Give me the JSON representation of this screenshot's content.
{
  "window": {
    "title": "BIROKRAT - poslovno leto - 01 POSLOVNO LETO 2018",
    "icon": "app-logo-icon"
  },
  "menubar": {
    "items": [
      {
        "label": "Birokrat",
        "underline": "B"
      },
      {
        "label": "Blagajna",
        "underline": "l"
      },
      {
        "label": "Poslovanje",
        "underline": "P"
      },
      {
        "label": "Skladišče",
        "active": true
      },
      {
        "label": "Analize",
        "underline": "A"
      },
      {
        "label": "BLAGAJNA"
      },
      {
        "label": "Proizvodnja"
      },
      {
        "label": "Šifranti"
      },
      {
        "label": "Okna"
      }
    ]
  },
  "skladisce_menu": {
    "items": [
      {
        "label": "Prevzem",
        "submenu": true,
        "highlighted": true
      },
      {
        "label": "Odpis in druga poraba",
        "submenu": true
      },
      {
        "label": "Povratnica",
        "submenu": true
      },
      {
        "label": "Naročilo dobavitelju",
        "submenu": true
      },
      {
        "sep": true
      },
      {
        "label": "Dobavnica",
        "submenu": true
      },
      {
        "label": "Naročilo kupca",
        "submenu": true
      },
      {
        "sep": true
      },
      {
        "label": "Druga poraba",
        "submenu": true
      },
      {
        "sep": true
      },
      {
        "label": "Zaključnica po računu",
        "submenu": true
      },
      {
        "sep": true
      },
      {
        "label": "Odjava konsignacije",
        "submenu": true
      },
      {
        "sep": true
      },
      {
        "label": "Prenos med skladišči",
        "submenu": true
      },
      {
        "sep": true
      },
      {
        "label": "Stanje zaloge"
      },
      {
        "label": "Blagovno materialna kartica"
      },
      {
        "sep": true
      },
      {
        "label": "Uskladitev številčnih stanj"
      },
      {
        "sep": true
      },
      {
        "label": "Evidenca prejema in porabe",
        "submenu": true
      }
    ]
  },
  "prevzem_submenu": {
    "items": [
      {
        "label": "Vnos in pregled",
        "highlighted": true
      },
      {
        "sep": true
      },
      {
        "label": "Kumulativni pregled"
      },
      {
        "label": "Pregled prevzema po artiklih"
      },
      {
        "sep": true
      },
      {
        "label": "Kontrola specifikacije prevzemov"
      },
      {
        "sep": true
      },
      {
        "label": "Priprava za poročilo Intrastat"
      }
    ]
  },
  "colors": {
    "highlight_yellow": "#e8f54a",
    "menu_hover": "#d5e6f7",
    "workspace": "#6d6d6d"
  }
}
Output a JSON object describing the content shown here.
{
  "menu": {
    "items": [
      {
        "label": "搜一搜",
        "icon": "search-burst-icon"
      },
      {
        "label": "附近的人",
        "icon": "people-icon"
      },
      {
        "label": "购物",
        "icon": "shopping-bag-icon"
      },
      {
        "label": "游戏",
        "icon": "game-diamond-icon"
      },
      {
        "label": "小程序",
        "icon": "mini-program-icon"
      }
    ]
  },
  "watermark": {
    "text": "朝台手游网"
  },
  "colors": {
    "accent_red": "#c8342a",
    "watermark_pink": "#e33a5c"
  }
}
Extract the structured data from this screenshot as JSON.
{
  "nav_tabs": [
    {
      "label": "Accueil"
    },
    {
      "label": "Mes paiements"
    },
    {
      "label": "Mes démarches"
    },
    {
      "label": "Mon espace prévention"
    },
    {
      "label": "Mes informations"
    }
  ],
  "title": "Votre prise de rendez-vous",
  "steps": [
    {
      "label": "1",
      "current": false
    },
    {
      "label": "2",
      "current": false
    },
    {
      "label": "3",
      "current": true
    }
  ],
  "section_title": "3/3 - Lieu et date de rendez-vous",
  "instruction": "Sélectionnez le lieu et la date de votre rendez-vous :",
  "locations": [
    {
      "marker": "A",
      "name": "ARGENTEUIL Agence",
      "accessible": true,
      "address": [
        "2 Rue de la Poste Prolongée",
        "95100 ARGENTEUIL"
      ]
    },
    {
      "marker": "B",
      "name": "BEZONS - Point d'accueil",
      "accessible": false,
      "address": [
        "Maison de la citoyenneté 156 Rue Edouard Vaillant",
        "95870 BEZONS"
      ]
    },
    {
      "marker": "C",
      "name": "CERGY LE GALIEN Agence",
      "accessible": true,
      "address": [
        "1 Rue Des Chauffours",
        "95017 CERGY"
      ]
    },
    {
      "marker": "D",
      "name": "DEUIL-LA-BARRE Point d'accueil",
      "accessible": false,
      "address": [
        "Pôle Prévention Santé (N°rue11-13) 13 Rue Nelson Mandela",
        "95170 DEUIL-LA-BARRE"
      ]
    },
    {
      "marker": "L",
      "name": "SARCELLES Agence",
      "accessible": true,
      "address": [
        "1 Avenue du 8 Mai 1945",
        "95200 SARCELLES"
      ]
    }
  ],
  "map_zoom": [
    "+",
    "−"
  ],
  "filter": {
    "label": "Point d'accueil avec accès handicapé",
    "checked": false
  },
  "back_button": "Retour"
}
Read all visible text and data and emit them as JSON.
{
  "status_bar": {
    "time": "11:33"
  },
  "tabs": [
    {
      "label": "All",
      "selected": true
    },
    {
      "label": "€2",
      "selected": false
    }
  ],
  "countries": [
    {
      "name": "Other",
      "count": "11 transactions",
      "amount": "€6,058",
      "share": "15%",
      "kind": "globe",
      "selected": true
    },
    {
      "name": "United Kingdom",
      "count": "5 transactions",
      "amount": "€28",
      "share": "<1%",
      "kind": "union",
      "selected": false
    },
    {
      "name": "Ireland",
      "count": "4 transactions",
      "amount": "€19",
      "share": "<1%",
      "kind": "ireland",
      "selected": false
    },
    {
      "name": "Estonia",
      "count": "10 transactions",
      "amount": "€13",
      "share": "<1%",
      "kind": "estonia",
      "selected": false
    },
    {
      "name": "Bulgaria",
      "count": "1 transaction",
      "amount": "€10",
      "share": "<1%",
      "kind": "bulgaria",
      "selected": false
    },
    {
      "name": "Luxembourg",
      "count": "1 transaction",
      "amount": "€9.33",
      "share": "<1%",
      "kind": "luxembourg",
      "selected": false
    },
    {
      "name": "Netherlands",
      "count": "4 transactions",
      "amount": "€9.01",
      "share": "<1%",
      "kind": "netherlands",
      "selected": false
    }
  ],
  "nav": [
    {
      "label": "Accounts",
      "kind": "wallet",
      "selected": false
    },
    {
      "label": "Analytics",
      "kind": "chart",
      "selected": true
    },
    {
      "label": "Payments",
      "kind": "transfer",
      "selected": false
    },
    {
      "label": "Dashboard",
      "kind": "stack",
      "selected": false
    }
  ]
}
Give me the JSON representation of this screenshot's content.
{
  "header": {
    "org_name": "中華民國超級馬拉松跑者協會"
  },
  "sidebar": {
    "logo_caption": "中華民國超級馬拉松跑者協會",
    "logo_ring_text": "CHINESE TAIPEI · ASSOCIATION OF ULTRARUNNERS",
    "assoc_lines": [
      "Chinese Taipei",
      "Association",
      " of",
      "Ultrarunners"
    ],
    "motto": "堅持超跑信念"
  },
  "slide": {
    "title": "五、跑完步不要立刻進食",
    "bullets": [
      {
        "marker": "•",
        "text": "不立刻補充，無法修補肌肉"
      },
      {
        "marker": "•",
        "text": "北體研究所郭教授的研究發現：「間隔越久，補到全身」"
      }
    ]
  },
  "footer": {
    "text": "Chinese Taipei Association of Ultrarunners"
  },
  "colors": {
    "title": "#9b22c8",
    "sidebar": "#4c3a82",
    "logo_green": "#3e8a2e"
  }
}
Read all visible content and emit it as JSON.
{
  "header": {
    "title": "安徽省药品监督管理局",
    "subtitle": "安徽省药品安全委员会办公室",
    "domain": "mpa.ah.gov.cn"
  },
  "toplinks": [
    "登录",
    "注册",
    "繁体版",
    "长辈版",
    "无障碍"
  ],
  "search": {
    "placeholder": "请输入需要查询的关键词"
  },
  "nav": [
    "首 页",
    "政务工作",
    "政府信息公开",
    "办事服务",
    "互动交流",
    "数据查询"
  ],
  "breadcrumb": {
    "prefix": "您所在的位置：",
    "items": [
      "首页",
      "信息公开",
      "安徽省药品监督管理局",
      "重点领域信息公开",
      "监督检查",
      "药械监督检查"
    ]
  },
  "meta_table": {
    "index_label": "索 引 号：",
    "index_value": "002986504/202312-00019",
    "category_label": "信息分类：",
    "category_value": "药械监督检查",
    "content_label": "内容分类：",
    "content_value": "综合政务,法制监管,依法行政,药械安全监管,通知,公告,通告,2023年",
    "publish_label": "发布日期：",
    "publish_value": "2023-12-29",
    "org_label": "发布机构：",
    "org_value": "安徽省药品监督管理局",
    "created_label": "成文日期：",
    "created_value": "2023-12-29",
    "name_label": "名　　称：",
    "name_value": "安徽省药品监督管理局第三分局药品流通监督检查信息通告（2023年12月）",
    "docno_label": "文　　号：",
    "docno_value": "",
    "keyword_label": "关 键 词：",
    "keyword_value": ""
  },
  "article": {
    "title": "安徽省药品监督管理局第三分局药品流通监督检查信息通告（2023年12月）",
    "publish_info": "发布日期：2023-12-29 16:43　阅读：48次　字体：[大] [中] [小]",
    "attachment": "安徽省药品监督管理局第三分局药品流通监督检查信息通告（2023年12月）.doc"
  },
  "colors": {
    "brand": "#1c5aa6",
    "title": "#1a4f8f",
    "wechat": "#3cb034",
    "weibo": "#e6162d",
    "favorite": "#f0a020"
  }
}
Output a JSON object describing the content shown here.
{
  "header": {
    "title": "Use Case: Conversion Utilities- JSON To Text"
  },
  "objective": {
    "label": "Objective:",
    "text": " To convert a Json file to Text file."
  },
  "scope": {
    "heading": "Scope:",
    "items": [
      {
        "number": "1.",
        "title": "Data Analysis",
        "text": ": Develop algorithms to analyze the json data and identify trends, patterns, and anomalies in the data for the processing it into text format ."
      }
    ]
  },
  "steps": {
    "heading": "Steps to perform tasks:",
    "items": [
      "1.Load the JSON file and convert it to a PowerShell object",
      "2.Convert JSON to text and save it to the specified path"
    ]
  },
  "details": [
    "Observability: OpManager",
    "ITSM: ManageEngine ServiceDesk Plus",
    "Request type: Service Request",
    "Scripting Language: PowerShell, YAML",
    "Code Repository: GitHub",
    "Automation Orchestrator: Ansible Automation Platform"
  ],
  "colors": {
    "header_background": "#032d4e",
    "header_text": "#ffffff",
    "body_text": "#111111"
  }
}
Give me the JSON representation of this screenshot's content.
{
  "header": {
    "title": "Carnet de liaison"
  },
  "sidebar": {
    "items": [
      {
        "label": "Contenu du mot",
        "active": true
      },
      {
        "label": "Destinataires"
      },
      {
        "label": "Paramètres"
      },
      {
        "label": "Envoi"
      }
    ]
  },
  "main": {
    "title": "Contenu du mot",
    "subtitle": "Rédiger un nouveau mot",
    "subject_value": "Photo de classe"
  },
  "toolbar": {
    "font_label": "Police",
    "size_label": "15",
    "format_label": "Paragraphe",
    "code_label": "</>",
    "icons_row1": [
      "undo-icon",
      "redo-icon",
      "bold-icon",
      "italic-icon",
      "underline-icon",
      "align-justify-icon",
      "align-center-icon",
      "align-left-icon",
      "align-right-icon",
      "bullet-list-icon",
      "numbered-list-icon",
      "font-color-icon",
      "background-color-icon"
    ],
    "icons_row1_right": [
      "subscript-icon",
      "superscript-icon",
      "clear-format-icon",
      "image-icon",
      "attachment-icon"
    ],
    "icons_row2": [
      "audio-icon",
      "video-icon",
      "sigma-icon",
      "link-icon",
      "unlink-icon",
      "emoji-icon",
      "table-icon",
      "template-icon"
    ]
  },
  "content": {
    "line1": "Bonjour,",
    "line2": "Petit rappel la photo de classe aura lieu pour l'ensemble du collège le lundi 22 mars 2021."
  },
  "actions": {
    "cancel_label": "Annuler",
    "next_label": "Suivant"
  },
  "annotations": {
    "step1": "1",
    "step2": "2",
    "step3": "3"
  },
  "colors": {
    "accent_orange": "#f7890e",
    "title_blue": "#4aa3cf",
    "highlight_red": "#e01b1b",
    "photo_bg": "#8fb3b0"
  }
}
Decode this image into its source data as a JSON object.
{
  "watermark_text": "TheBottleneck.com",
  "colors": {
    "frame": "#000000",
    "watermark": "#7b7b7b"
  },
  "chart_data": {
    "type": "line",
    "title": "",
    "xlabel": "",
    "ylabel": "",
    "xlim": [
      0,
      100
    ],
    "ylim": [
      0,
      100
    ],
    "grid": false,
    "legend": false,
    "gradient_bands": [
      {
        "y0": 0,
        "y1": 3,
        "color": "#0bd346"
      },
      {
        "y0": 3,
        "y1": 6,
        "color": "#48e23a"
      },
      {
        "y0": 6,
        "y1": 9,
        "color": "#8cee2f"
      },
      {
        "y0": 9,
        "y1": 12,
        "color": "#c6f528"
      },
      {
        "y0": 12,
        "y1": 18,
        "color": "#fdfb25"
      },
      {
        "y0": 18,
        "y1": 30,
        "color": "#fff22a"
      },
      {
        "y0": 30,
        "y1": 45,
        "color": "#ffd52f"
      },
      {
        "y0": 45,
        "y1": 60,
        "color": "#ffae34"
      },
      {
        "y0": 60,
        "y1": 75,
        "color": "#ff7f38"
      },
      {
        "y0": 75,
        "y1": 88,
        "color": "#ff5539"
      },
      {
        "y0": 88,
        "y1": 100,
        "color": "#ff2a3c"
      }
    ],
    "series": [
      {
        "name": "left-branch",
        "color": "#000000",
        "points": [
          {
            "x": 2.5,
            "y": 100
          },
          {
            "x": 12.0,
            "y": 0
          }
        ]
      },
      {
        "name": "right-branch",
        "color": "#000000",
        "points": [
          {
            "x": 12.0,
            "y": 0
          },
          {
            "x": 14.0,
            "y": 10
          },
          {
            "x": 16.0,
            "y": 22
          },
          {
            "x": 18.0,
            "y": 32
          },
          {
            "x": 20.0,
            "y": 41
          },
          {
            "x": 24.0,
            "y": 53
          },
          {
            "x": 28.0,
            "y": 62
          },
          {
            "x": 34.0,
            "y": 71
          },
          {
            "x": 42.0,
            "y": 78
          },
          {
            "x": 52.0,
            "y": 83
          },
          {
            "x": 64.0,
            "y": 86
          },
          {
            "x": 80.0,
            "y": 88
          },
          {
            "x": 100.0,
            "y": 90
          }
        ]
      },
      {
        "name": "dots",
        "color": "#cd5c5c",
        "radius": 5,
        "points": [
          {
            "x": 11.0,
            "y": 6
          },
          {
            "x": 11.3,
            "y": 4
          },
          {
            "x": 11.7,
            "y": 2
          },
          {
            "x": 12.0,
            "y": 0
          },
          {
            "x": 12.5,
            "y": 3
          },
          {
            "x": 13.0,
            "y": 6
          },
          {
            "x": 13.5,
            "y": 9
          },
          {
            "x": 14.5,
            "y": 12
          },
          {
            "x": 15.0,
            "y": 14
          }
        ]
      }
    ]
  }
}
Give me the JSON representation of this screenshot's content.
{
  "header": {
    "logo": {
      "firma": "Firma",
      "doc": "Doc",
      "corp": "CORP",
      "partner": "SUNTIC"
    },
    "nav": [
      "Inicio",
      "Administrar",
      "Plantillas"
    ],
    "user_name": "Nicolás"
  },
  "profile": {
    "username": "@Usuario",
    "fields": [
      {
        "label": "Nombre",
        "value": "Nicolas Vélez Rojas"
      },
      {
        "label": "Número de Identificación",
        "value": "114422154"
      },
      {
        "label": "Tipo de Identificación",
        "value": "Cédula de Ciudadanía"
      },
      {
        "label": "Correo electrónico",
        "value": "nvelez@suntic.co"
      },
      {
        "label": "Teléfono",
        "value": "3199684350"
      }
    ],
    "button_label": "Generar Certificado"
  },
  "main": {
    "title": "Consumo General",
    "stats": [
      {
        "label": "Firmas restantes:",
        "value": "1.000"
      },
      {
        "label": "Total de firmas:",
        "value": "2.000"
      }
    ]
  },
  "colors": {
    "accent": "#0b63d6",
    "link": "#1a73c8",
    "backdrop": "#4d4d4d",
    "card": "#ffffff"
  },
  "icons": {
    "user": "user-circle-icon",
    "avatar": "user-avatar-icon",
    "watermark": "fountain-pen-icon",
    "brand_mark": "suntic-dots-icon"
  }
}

§ Written request: Using the listing above, gather each line that holds the string "heading" and copy it.

§ Task response:
    "heading": "Scope:",
    "heading": "Steps to perform tasks:",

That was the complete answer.